◆ **Set exercise**
Your job is to retype all of the data word for word, leaving every image out.

[Collection entries]

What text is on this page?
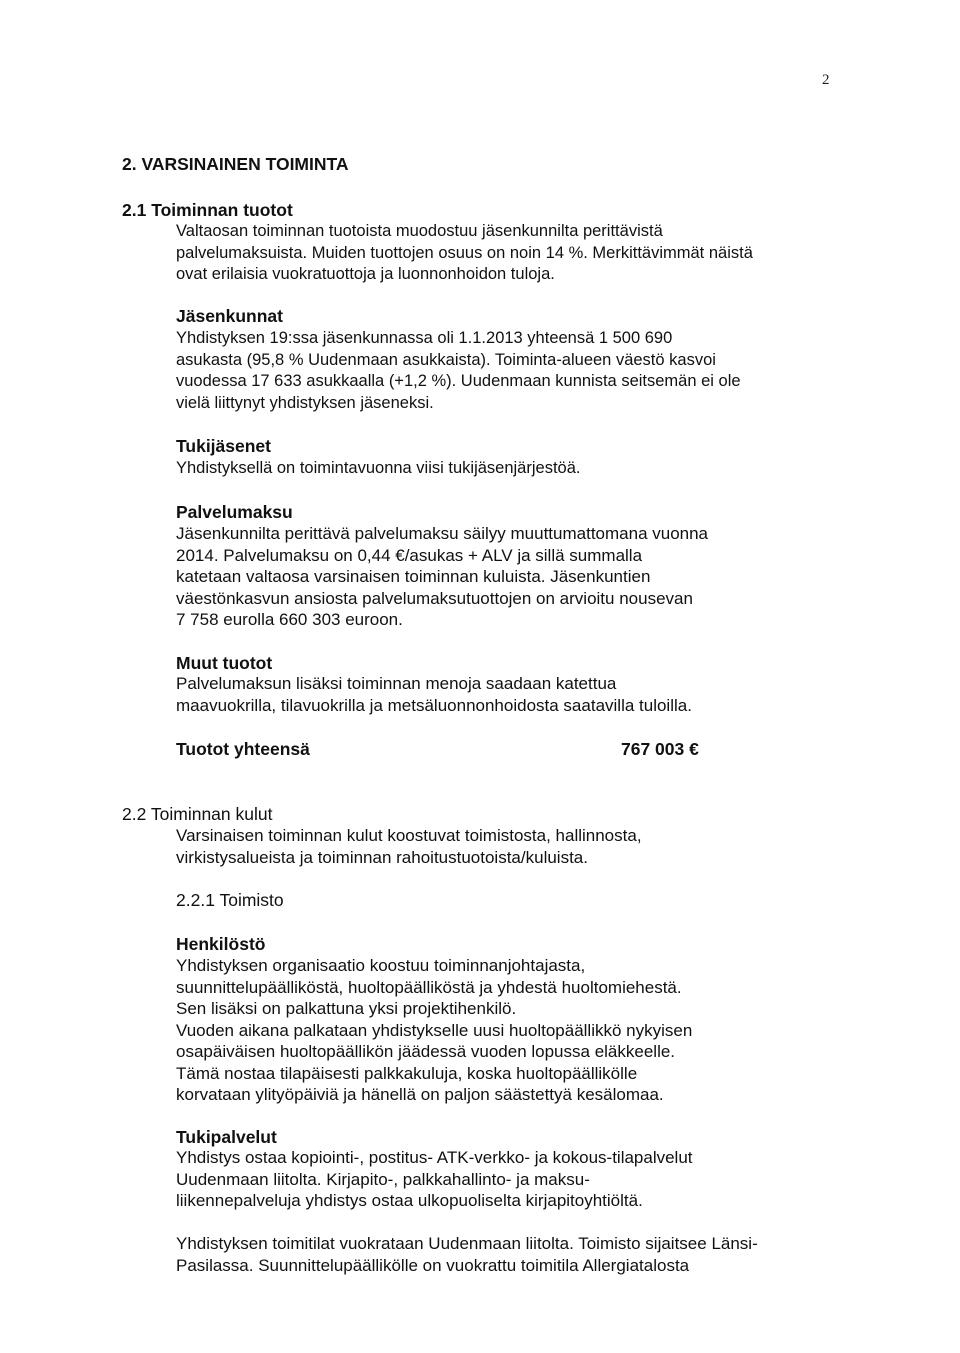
2
2. VARSINAINEN TOIMINTA
2.1 Toiminnan tuotot
Valtaosan toiminnan tuotoista muodostuu jäsenkunnilta perittävistä
palvelumaksuista. Muiden tuottojen osuus on noin 14 %. Merkittävimmät näistä
ovat erilaisia vuokratuottoja ja luonnonhoidon tuloja.
Jäsenkunnat
Yhdistyksen 19:ssa jäsenkunnassa oli 1.1.2013 yhteensä 1 500 690
asukasta (95,8 % Uudenmaan asukkaista). Toiminta-alueen väestö kasvoi
vuodessa 17 633 asukkaalla (+1,2 %). Uudenmaan kunnista seitsemän ei ole
vielä liittynyt yhdistyksen jäseneksi.
Tukijäsenet
Yhdistyksellä on toimintavuonna viisi tukijäsenjärjestöä.
Palvelumaksu
Jäsenkunnilta perittävä palvelumaksu säilyy muuttumattomana vuonna
2014. Palvelumaksu on 0,44 €/asukas + ALV ja sillä summalla
katetaan valtaosa varsinaisen toiminnan kuluista. Jäsenkuntien
väestönkasvun ansiosta palvelumaksutuottojen on arvioitu nousevan
7 758 eurolla 660 303 euroon.
Muut tuotot
Palvelumaksun lisäksi toiminnan menoja saadaan katettua
maavuokrilla, tilavuokrilla ja metsäluonnonhoidosta saatavilla tuloilla.
Tuotot yhteensä	767 003 €
2.2 Toiminnan kulut
Varsinaisen toiminnan kulut koostuvat toimistosta, hallinnosta,
virkistysalueista ja toiminnan rahoitustuotoista/kuluista.
2.2.1 Toimisto
Henkilöstö
Yhdistyksen organisaatio koostuu toiminnanjohtajasta,
suunnittelupäälliköstä, huoltopäälliköstä ja yhdestä huoltomiehestä.
Sen lisäksi on palkattuna yksi projektihenkilö.
Vuoden aikana palkataan yhdistykselle uusi huoltopäällikkö nykyisen
osapäiväisen huoltopäällikön jäädessä vuoden lopussa eläkkeelle.
Tämä nostaa tilapäisesti palkkakuluja, koska huoltopäällikölle
korvataan ylityöpäiviä ja hänellä on paljon säästettyä kesälomaa.
Tukipalvelut
Yhdistys ostaa kopiointi-, postitus- ATK-verkko- ja kokous-tilapalvelut
Uudenmaan liitolta. Kirjapito-, palkkahallinto- ja maksu-
liikennepalveluja yhdistys ostaa ulkopuoliselta kirjapitoyhtiöltä.
Yhdistyksen toimitilat vuokrataan Uudenmaan liitolta. Toimisto sijaitsee Länsi-
Pasilassa. Suunnittelupäällikölle on vuokrattu toimitila Allergiatalosta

◆ **Complete output**
What text is on this page?
2
2. VARSINAINEN TOIMINTA
2.1 Toiminnan tuotot
Valtaosan toiminnan tuotoista muodostuu jäsenkunnilta perittävistä
palvelumaksuista. Muiden tuottojen osuus on noin 14 %. Merkittävimmät näistä
ovat erilaisia vuokratuottoja ja luonnonhoidon tuloja.
Jäsenkunnat
Yhdistyksen 19:ssa jäsenkunnassa oli 1.1.2013 yhteensä 1 500 690
asukasta (95,8 % Uudenmaan asukkaista). Toiminta-alueen väestö kasvoi
vuodessa 17 633 asukkaalla (+1,2 %). Uudenmaan kunnista seitsemän ei ole
vielä liittynyt yhdistyksen jäseneksi.
Tukijäsenet
Yhdistyksellä on toimintavuonna viisi tukijäsenjärjestöä.
Palvelumaksu
Jäsenkunnilta perittävä palvelumaksu säilyy muuttumattomana vuonna
2014. Palvelumaksu on 0,44 €/asukas + ALV ja sillä summalla
katetaan valtaosa varsinaisen toiminnan kuluista. Jäsenkuntien
väestönkasvun ansiosta palvelumaksutuottojen on arvioitu nousevan
7 758 eurolla 660 303 euroon.
Muut tuotot
Palvelumaksun lisäksi toiminnan menoja saadaan katettua
maavuokrilla, tilavuokrilla ja metsäluonnonhoidosta saatavilla tuloilla.
Tuotot yhteensä	767 003 €
2.2 Toiminnan kulut
Varsinaisen toiminnan kulut koostuvat toimistosta, hallinnosta,
virkistysalueista ja toiminnan rahoitustuotoista/kuluista.
2.2.1 Toimisto
Henkilöstö
Yhdistyksen organisaatio koostuu toiminnanjohtajasta,
suunnittelupäälliköstä, huoltopäälliköstä ja yhdestä huoltomiehestä.
Sen lisäksi on palkattuna yksi projektihenkilö.
Vuoden aikana palkataan yhdistykselle uusi huoltopäällikkö nykyisen
osapäiväisen huoltopäällikön jäädessä vuoden lopussa eläkkeelle.
Tämä nostaa tilapäisesti palkkakuluja, koska huoltopäällikölle
korvataan ylityöpäiviä ja hänellä on paljon säästettyä kesälomaa.
Tukipalvelut
Yhdistys ostaa kopiointi-, postitus- ATK-verkko- ja kokous-tilapalvelut
Uudenmaan liitolta. Kirjapito-, palkkahallinto- ja maksu-
liikennepalveluja yhdistys ostaa ulkopuoliselta kirjapitoyhtiöltä.
Yhdistyksen toimitilat vuokrataan Uudenmaan liitolta. Toimisto sijaitsee Länsi-
Pasilassa. Suunnittelupäällikölle on vuokrattu toimitila Allergiatalosta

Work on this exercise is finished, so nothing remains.